Identify every line in the records below that contains the word "Italie", and copy each of those lines.

Begin Entries provided

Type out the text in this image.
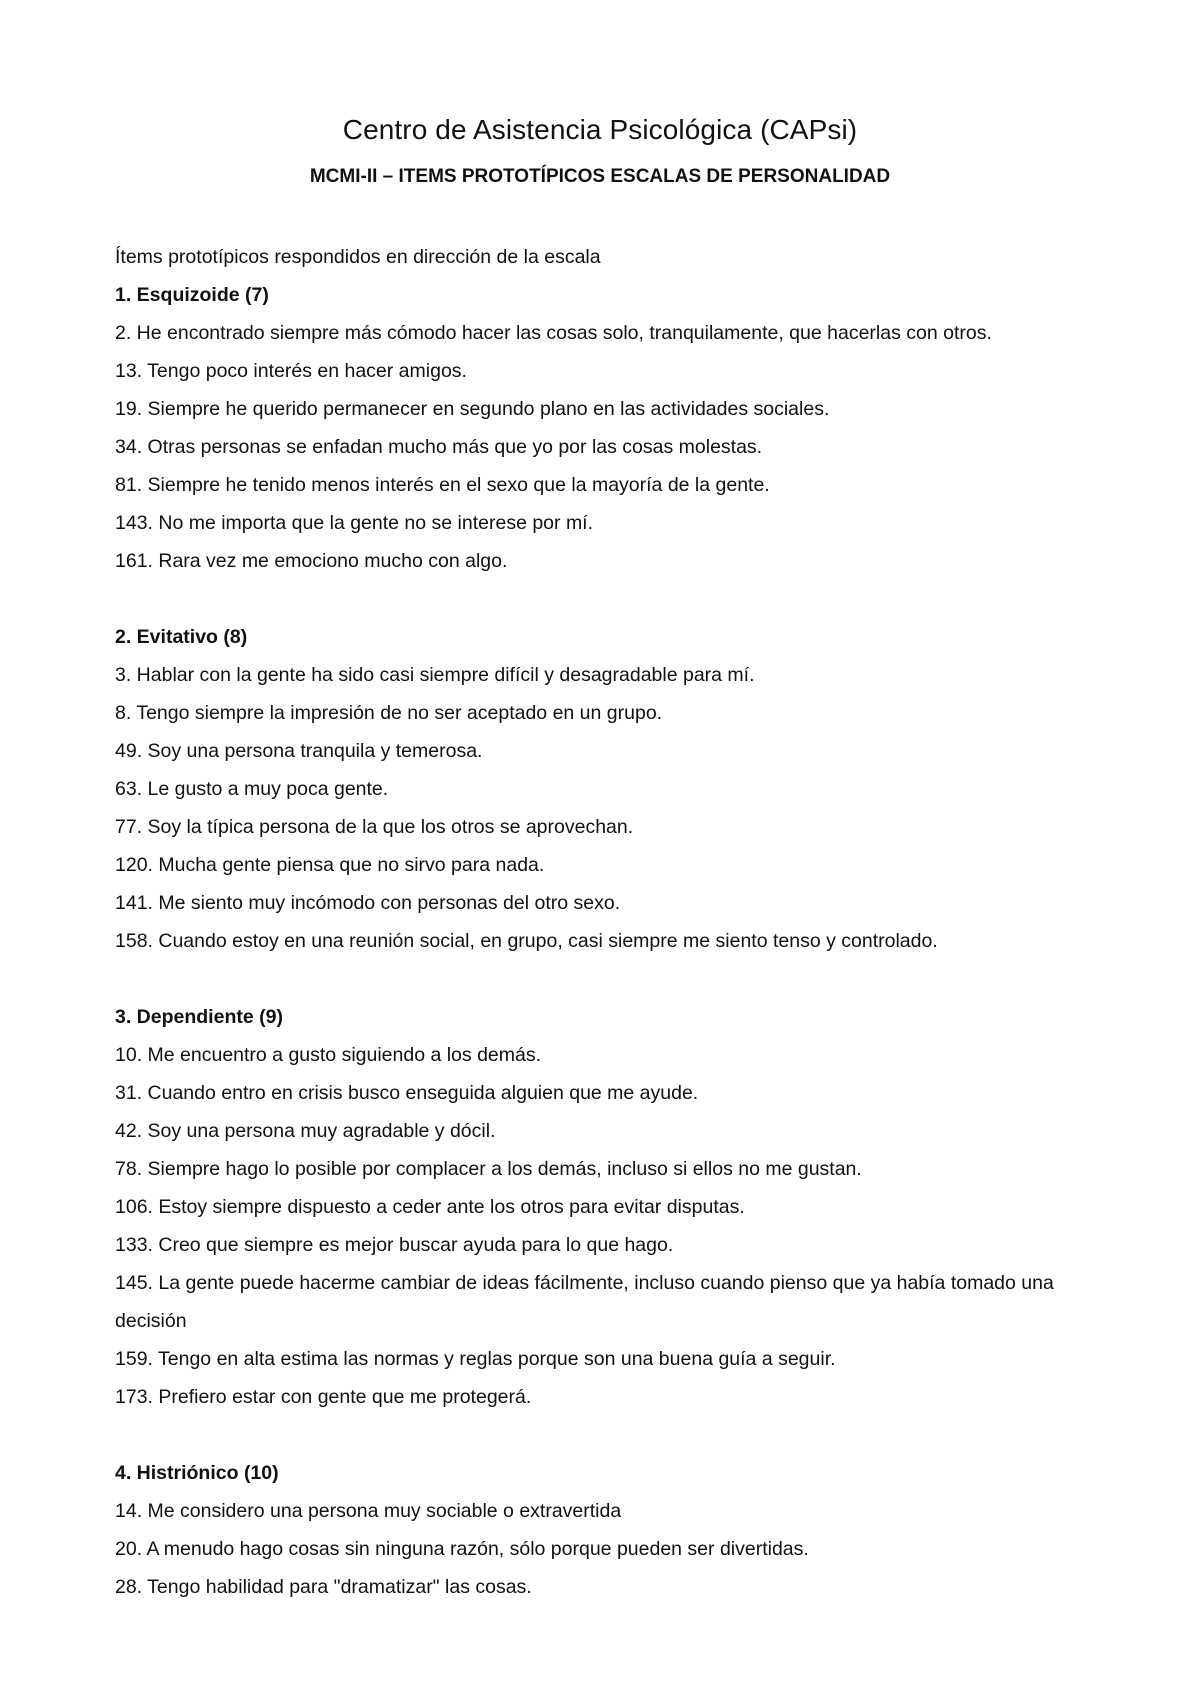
Centro de Asistencia Psicológica (CAPsi)
MCMI-II – ITEMS PROTOTÍPICOS ESCALAS DE PERSONALIDAD

Ítems prototípicos respondidos en dirección de la escala

1. Esquizoide (7)

2. He encontrado siempre más cómodo hacer las cosas solo, tranquilamente, que hacerlas con otros.

13. Tengo poco interés en hacer amigos.

19. Siempre he querido permanecer en segundo plano en las actividades sociales.

34. Otras personas se enfadan mucho más que yo por las cosas molestas.

81. Siempre he tenido menos interés en el sexo que la mayoría de la gente.

143. No me importa que la gente no se interese por mí.

161. Rara vez me emociono mucho con algo.

2. Evitativo (8)

3. Hablar con la gente ha sido casi siempre difícil y desagradable para mí.

8. Tengo siempre la impresión de no ser aceptado en un grupo.

49. Soy una persona tranquila y temerosa.

63. Le gusto a muy poca gente.

77. Soy la típica persona de la que los otros se aprovechan.

120. Mucha gente piensa que no sirvo para nada.

141. Me siento muy incómodo con personas del otro sexo.

158. Cuando estoy en una reunión social, en grupo, casi siempre me siento tenso y controlado.

3. Dependiente (9)

10. Me encuentro a gusto siguiendo a los demás.

31. Cuando entro en crisis busco enseguida alguien que me ayude.

42. Soy una persona muy agradable y dócil.

78. Siempre hago lo posible por complacer a los demás, incluso si ellos no me gustan.

106. Estoy siempre dispuesto a ceder ante los otros para evitar disputas.

133. Creo que siempre es mejor buscar ayuda para lo que hago.

145. La gente puede hacerme cambiar de ideas fácilmente, incluso cuando pienso que ya había tomado una decisión

159. Tengo en alta estima las normas y reglas porque son una buena guía a seguir.

173. Prefiero estar con gente que me protegerá.

4. Histriónico (10)

14. Me considero una persona muy sociable o extravertida

20. A menudo hago cosas sin ninguna razón, sólo porque pueden ser divertidas.

28. Tengo habilidad para "dramatizar" las cosas.
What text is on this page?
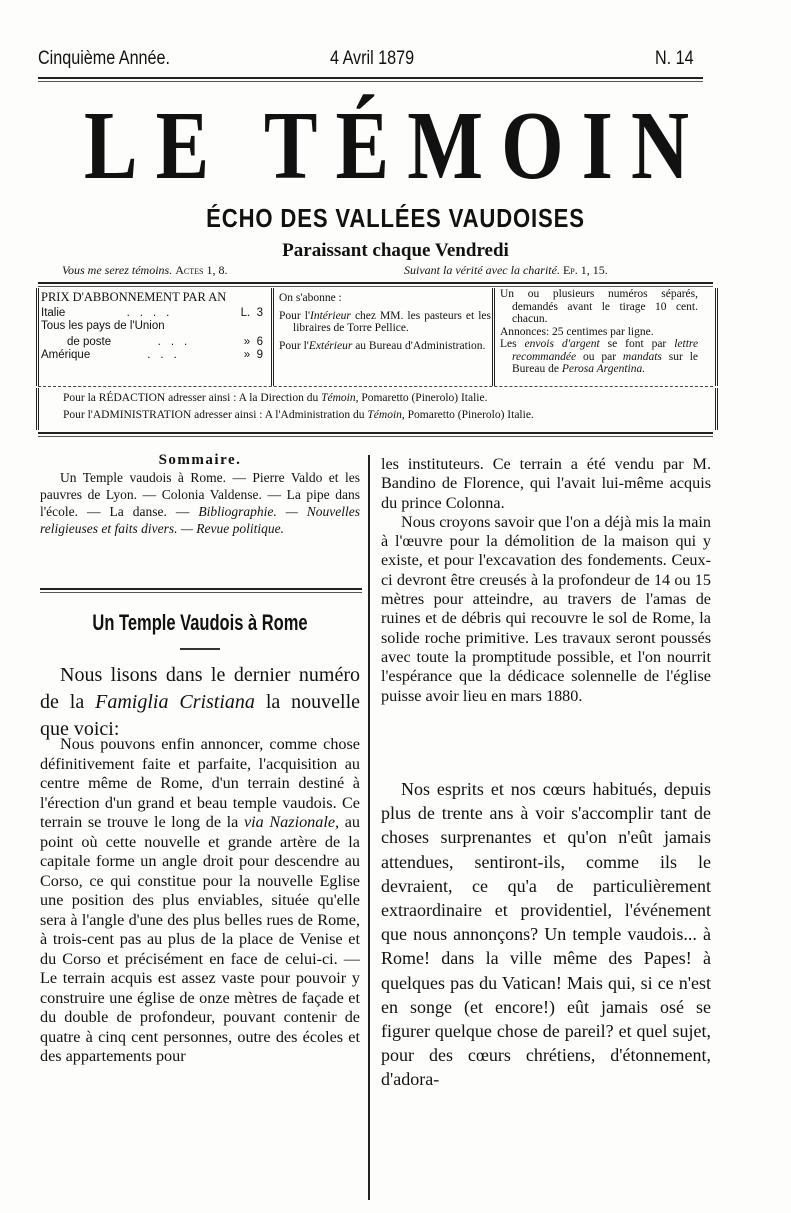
Cinquième Année.	4 Avril 1879	N. 14
LE TÉMOIN
ÉCHO DES VALLÉES VAUDOISES
Paraissant chaque Vendredi
Vous me serez témoins. Actes 1, 8.	Suivant la vérité avec la charité. Ep. 1, 15.
PRIX D'ABBONNEMENT PAR AN
Italie	....	L. 3
Tous les pays de l'Union
de poste	...	» 6
Amérique	...	» 9
On s'abonne :
Pour l'Intérieur chez MM. les pasteurs et les libraires de Torre Pellice.
Pour l'Extérieur au Bureau d'Administration.
Un ou plusieurs numéros séparés, demandés avant le tirage 10 cent. chacun.
Annonces: 25 centimes par ligne.
Les envois d'argent se font par lettre recommandée ou par mandats sur le Bureau de Perosa Argentina.
Pour la RÉDACTION adresser ainsi : A la Direction du Témoin, Pomaretto (Pinerolo) Italie.
Pour l'ADMINISTRATION adresser ainsi : A l'Administration du Témoin, Pomaretto (Pinerolo) Italie.
Sommaire.

Un Temple vaudois à Rome. — Pierre Valdo et les pauvres de Lyon. — Colonia Valdense. — La pipe dans l'école. — La danse. — Bibliographie. — Nouvelles religieuses et faits divers. — Revue politique.

Un Temple Vaudois à Rome

Nous lisons dans le dernier numéro de la Famiglia Cristiana la nouvelle que voici:

Nous pouvons enfin annoncer, comme chose définitivement faite et parfaite, l'acquisition au centre même de Rome, d'un terrain destiné à l'érection d'un grand et beau temple vaudois. Ce terrain se trouve le long de la via Nazionale, au point où cette nouvelle et grande artère de la capitale forme un angle droit pour descendre au Corso, ce qui constitue pour la nouvelle Eglise une position des plus enviables, située qu'elle sera à l'angle d'une des plus belles rues de Rome, à trois-cent pas au plus de la place de Venise et du Corso et précisément en face de celui-ci. — Le terrain acquis est assez vaste pour pouvoir y construire une église de onze mètres de façade et du double de profondeur, pouvant contenir de quatre à cinq cent personnes, outre des écoles et des appartements pour

les instituteurs. Ce terrain a été vendu par M. Bandino de Florence, qui l'avait lui-même acquis du prince Colonna.

Nous croyons savoir que l'on a déjà mis la main à l'œuvre pour la démolition de la maison qui y existe, et pour l'excavation des fondements. Ceux-ci devront être creusés à la profondeur de 14 ou 15 mètres pour atteindre, au travers de l'amas de ruines et de débris qui recouvre le sol de Rome, la solide roche primitive. Les travaux seront poussés avec toute la promptitude possible, et l'on nourrit l'espérance que la dédicace solennelle de l'église puisse avoir lieu en mars 1880.

Nos esprits et nos cœurs habitués, depuis plus de trente ans à voir s'accomplir tant de choses surprenantes et qu'on n'eût jamais attendues, sentiront-ils, comme ils le devraient, ce qu'a de particulièrement extraordinaire et providentiel, l'événement que nous annonçons? Un temple vaudois... à Rome! dans la ville même des Papes! à quelques pas du Vatican! Mais qui, si ce n'est en songe (et encore!) eût jamais osé se figurer quelque chose de pareil? et quel sujet, pour des cœurs chrétiens, d'étonnement, d'adora-
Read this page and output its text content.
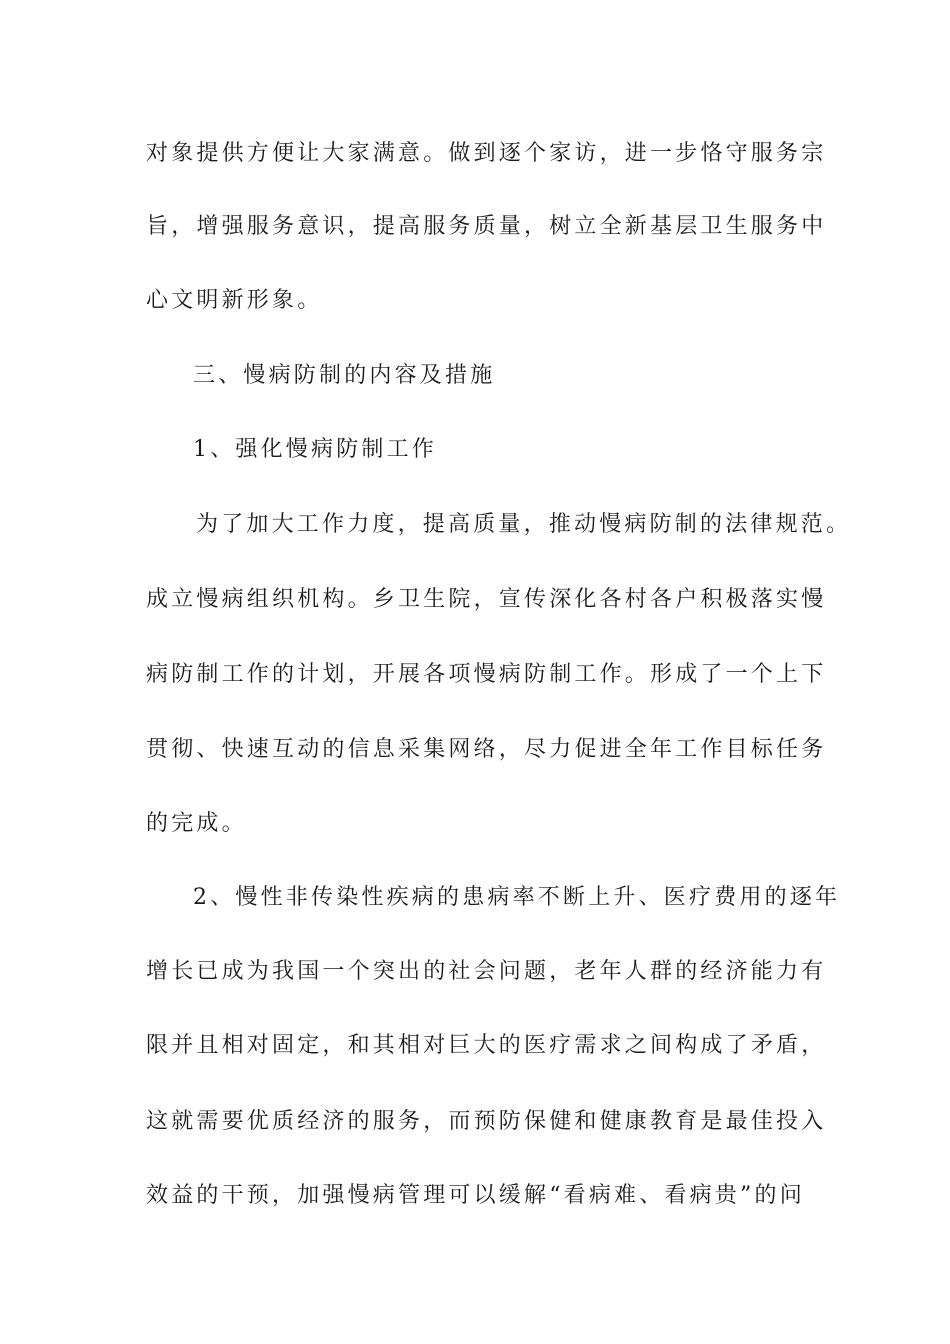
对象提供方便让大家满意。做到逐个家访，进一步恪守服务宗
旨，增强服务意识，提高服务质量，树立全新基层卫生服务中
心文明新形象。
三、慢病防制的内容及措施
1、强化慢病防制工作
为了加大工作力度，提高质量，推动慢病防制的法律规范。
成立慢病组织机构。乡卫生院，宣传深化各村各户积极落实慢
病防制工作的计划，开展各项慢病防制工作。形成了一个上下
贯彻、快速互动的信息采集网络，尽力促进全年工作目标任务
的完成。
2、慢性非传染性疾病的患病率不断上升、医疗费用的逐年
增长已成为我国一个突出的社会问题，老年人群的经济能力有
限并且相对固定，和其相对巨大的医疗需求之间构成了矛盾，
这就需要优质经济的服务，而预防保健和健康教育是最佳投入
效益的干预，加强慢病管理可以缓解“看病难、看病贵”的问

End Entries provided

**Solution for this problem:**
Italie	....	L. 3
Pour la RÉDACTION adresser ainsi : A la Direction du Témoin, Pomaretto (Pinerolo) Italie.
Pour l'ADMINISTRATION adresser ainsi : A l'Administration du Témoin, Pomaretto (Pinerolo) Italie.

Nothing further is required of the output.